▶ [WHAT TO DO]:
Do any lines in the data below contain "color"? If so, copy every one of them.

▶ [SOURCE RECORDS]:
····················

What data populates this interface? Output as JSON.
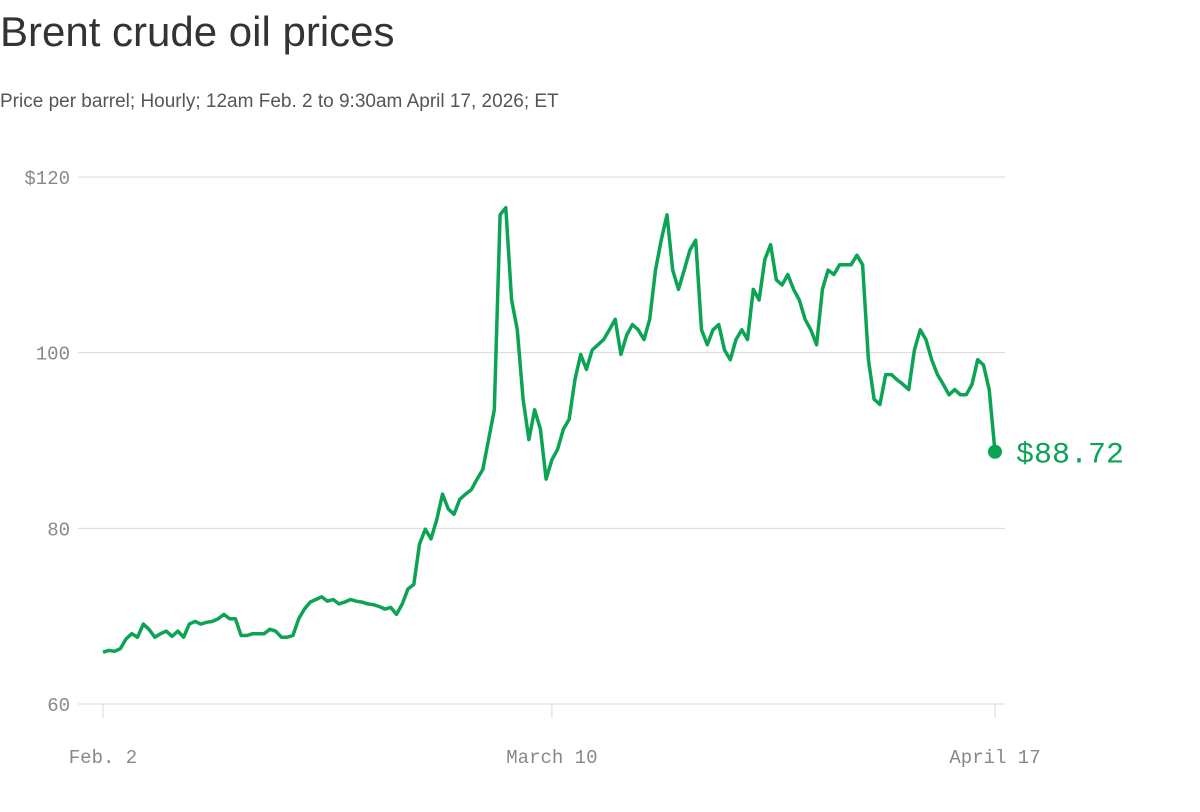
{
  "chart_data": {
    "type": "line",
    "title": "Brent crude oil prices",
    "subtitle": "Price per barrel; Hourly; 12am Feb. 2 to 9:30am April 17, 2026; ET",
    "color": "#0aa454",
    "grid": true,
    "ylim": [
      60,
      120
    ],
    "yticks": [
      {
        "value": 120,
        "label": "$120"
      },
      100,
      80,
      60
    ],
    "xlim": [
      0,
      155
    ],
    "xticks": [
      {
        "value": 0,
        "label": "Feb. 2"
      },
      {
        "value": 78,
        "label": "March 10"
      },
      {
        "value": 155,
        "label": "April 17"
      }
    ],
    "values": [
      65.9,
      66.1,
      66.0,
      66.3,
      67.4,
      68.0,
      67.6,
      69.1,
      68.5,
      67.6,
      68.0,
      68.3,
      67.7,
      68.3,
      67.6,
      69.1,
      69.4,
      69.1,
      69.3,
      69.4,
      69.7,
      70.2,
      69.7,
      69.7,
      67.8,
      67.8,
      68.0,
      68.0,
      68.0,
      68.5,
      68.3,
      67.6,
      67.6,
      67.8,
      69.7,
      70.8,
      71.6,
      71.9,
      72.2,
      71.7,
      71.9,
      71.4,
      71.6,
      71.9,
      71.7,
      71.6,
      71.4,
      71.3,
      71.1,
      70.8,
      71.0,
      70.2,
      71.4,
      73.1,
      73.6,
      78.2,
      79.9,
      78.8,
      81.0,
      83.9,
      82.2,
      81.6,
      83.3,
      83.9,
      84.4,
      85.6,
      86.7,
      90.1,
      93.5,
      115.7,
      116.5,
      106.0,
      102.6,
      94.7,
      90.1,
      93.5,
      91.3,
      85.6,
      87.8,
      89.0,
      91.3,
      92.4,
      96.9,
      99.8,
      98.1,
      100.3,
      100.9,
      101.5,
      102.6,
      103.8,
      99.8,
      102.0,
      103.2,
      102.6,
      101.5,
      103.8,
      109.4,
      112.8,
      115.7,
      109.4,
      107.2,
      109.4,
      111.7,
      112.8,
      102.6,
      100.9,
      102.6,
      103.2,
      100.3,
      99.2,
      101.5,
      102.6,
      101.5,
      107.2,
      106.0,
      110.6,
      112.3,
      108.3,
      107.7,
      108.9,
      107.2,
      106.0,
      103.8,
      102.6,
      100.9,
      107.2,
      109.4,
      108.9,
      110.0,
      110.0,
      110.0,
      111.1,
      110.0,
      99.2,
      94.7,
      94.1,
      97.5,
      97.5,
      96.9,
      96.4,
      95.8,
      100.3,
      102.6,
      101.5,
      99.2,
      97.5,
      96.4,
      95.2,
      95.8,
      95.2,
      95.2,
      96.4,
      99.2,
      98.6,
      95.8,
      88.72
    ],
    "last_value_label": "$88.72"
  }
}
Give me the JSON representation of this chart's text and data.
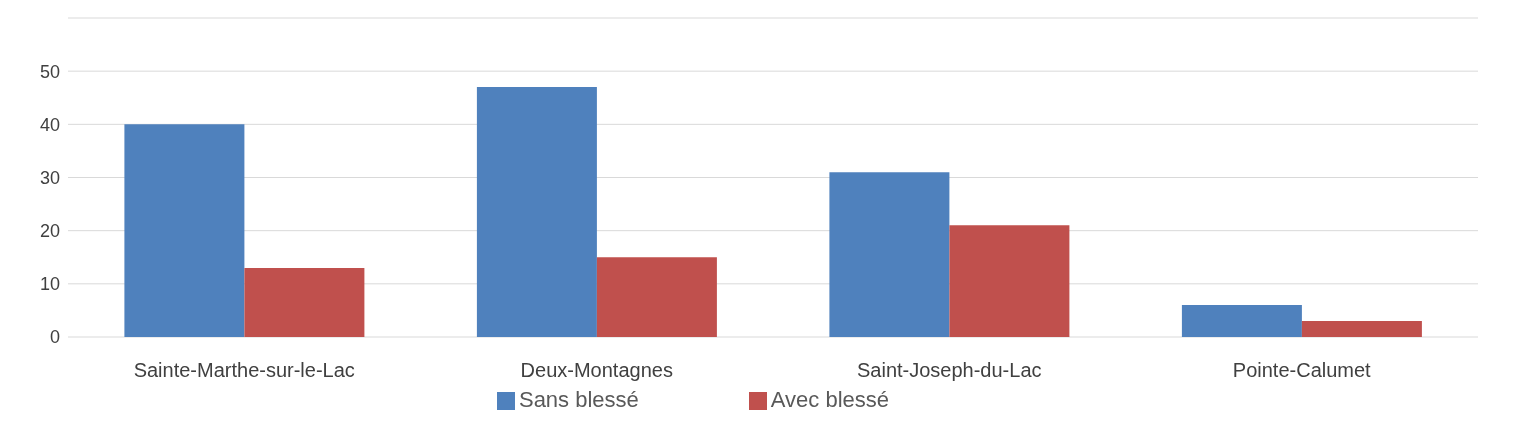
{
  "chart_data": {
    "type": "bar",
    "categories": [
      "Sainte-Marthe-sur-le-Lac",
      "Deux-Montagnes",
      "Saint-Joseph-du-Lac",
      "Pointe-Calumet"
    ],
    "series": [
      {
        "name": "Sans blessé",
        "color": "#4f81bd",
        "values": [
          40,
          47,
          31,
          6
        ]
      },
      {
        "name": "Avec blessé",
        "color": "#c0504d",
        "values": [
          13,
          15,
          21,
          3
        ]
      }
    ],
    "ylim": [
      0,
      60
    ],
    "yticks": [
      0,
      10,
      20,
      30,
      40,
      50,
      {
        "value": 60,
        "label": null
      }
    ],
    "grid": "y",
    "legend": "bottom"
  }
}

····················

▶ [FINAL ANSWER]:
    "color": "#0aa454",
        "color": "#4f81bd",
        "color": "#c0504d",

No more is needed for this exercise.